Records:
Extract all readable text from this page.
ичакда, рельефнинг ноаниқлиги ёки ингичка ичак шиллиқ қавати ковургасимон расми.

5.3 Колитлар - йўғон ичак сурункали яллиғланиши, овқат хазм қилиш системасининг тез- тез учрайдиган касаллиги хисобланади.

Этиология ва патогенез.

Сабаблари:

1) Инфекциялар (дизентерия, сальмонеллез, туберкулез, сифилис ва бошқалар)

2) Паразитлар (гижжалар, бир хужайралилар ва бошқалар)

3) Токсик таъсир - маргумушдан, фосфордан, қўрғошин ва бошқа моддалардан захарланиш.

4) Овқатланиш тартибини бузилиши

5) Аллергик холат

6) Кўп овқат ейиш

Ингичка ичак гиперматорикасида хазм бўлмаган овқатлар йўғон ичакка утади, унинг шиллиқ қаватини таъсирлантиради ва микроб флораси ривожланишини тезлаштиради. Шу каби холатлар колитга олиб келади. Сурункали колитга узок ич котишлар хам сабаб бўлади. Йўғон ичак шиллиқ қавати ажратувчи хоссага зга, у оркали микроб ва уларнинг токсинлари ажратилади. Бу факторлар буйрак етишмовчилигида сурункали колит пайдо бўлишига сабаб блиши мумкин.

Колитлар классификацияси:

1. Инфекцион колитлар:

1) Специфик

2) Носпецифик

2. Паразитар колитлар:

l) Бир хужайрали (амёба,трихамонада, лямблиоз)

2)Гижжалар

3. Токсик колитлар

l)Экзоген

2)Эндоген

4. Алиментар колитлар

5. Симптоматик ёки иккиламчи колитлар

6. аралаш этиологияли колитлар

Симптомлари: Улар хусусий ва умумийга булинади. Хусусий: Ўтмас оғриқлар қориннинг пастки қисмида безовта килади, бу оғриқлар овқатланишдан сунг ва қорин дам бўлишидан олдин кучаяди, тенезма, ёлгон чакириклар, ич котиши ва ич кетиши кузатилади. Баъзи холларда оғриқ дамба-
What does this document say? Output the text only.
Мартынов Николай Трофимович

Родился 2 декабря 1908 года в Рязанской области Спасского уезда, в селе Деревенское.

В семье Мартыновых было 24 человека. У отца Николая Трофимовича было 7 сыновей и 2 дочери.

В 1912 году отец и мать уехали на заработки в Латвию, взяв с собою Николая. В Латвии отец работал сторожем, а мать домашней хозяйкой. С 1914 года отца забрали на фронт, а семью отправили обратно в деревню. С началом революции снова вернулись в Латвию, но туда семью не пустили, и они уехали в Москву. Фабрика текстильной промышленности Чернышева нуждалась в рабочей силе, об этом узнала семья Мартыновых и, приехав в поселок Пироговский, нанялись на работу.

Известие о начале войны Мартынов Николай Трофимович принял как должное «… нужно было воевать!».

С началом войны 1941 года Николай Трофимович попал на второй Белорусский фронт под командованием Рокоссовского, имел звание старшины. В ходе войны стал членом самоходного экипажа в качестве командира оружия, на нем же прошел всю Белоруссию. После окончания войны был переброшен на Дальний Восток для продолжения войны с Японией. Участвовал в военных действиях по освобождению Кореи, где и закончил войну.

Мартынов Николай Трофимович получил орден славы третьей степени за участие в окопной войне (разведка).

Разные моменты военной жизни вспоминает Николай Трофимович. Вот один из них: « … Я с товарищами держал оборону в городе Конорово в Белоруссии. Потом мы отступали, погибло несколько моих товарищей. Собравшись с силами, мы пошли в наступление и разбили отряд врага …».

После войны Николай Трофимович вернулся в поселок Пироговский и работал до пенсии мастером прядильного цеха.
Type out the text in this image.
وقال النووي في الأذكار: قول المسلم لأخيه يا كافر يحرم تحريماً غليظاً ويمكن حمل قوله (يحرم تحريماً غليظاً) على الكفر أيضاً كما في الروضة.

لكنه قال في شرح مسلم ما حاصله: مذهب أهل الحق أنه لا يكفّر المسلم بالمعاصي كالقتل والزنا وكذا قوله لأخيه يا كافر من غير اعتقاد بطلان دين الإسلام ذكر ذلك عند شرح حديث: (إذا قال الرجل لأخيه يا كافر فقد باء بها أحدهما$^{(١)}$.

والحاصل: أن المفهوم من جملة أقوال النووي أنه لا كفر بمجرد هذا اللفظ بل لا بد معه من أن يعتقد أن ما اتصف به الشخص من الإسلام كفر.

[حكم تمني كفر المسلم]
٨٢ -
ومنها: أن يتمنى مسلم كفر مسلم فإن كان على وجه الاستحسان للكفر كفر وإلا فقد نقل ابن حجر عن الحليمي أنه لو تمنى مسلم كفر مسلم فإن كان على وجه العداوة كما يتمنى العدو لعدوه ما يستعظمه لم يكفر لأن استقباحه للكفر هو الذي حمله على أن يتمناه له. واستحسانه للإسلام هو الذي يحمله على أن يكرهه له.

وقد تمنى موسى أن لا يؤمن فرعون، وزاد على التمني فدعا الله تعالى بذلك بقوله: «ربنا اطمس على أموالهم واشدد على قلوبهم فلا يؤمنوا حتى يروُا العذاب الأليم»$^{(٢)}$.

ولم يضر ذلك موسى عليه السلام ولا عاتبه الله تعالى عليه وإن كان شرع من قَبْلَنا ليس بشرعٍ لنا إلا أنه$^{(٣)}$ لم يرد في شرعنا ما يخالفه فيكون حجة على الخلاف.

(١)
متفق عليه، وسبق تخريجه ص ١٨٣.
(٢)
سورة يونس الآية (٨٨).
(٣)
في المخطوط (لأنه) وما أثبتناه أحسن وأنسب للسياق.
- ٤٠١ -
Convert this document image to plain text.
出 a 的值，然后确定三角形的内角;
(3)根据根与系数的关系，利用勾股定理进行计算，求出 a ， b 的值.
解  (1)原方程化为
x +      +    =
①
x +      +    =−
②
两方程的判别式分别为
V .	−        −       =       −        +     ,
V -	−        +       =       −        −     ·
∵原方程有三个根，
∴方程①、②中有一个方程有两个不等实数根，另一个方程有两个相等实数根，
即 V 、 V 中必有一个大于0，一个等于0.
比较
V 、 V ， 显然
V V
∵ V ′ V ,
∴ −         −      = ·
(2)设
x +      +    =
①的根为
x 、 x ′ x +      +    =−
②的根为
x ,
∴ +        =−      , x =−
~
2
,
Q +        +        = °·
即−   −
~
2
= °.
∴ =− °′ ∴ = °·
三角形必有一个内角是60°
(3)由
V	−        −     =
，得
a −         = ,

Objective: Select every line where the word "النووي" occurs.

The completed task:
وقال النووي في الأذكار: قول المسلم لأخيه يا كافر يحرم تحريماً غليظاً ويمكن حمل قوله (يحرم تحريماً غليظاً) على الكفر أيضاً كما في الروضة.
والحاصل: أن المفهوم من جملة أقوال النووي أنه لا كفر بمجرد هذا اللفظ بل لا بد معه من أن يعتقد أن ما اتصف به الشخص من الإسلام كفر.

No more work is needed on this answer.